Exercise directions: Among the entries below, find the lines with "icon" and copy them.

Material provided:
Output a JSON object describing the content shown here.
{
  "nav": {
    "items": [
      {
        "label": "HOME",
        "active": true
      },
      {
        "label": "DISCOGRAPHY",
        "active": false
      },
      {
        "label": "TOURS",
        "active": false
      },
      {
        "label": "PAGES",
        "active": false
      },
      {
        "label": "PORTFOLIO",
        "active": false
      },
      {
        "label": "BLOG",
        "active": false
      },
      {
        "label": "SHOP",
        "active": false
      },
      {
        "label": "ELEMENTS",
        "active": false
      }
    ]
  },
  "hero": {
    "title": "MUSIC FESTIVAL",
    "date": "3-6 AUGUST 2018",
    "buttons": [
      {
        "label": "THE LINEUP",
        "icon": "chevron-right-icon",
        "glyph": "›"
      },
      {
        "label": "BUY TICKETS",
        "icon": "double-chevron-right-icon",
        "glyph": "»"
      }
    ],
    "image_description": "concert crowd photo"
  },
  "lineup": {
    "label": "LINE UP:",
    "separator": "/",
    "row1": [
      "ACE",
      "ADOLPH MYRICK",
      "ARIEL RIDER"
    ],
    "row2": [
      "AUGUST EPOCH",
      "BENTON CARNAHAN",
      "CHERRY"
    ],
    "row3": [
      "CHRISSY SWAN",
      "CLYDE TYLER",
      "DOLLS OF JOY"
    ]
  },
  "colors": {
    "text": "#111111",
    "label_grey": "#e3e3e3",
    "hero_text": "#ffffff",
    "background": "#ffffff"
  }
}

Output of the task:
        "icon": "chevron-right-icon",
        "icon": "double-chevron-right-icon",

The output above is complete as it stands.